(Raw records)

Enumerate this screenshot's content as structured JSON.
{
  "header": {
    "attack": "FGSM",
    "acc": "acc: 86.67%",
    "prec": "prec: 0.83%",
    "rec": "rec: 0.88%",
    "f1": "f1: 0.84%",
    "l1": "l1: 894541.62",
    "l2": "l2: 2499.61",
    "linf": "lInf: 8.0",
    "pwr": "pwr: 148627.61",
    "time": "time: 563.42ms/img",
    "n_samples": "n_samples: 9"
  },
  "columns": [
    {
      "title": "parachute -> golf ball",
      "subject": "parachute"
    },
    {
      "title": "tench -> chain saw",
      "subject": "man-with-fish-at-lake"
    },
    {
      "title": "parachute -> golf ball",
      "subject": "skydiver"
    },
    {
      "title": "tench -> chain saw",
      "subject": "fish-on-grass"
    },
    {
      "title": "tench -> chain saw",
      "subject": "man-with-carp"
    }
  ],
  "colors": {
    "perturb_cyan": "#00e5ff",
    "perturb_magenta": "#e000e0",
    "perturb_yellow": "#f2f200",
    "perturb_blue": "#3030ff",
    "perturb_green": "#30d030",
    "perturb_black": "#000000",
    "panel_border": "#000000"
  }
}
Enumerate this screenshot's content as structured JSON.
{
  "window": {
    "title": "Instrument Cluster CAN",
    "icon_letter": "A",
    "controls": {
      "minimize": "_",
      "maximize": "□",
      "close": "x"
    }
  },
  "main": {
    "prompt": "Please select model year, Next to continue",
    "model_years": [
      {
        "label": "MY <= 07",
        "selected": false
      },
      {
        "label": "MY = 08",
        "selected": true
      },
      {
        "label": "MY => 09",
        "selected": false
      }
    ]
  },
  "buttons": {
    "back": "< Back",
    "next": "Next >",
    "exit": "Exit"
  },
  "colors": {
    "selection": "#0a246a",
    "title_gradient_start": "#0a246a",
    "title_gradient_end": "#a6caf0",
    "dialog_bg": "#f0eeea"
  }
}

What you are asked to do:
Write out every line of the material again, exactly as it reads.

Written reply:
Enumerate this screenshot's content as structured JSON.
{
  "header": {
    "attack": "FGSM",
    "acc": "acc: 86.67%",
    "prec": "prec: 0.83%",
    "rec": "rec: 0.88%",
    "f1": "f1: 0.84%",
    "l1": "l1: 894541.62",
    "l2": "l2: 2499.61",
    "linf": "lInf: 8.0",
    "pwr": "pwr: 148627.61",
    "time": "time: 563.42ms/img",
    "n_samples": "n_samples: 9"
  },
  "columns": [
    {
      "title": "parachute -> golf ball",
      "subject": "parachute"
    },
    {
      "title": "tench -> chain saw",
      "subject": "man-with-fish-at-lake"
    },
    {
      "title": "parachute -> golf ball",
      "subject": "skydiver"
    },
    {
      "title": "tench -> chain saw",
      "subject": "fish-on-grass"
    },
    {
      "title": "tench -> chain saw",
      "subject": "man-with-carp"
    }
  ],
  "colors": {
    "perturb_cyan": "#00e5ff",
    "perturb_magenta": "#e000e0",
    "perturb_yellow": "#f2f200",
    "perturb_blue": "#3030ff",
    "perturb_green": "#30d030",
    "perturb_black": "#000000",
    "panel_border": "#000000"
  }
}
Enumerate this screenshot's content as structured JSON.
{
  "window": {
    "title": "Instrument Cluster CAN",
    "icon_letter": "A",
    "controls": {
      "minimize": "_",
      "maximize": "□",
      "close": "x"
    }
  },
  "main": {
    "prompt": "Please select model year, Next to continue",
    "model_years": [
      {
        "label": "MY <= 07",
        "selected": false
      },
      {
        "label": "MY = 08",
        "selected": true
      },
      {
        "label": "MY => 09",
        "selected": false
      }
    ]
  },
  "buttons": {
    "back": "< Back",
    "next": "Next >",
    "exit": "Exit"
  },
  "colors": {
    "selection": "#0a246a",
    "title_gradient_start": "#0a246a",
    "title_gradient_end": "#a6caf0",
    "dialog_bg": "#f0eeea"
  }
}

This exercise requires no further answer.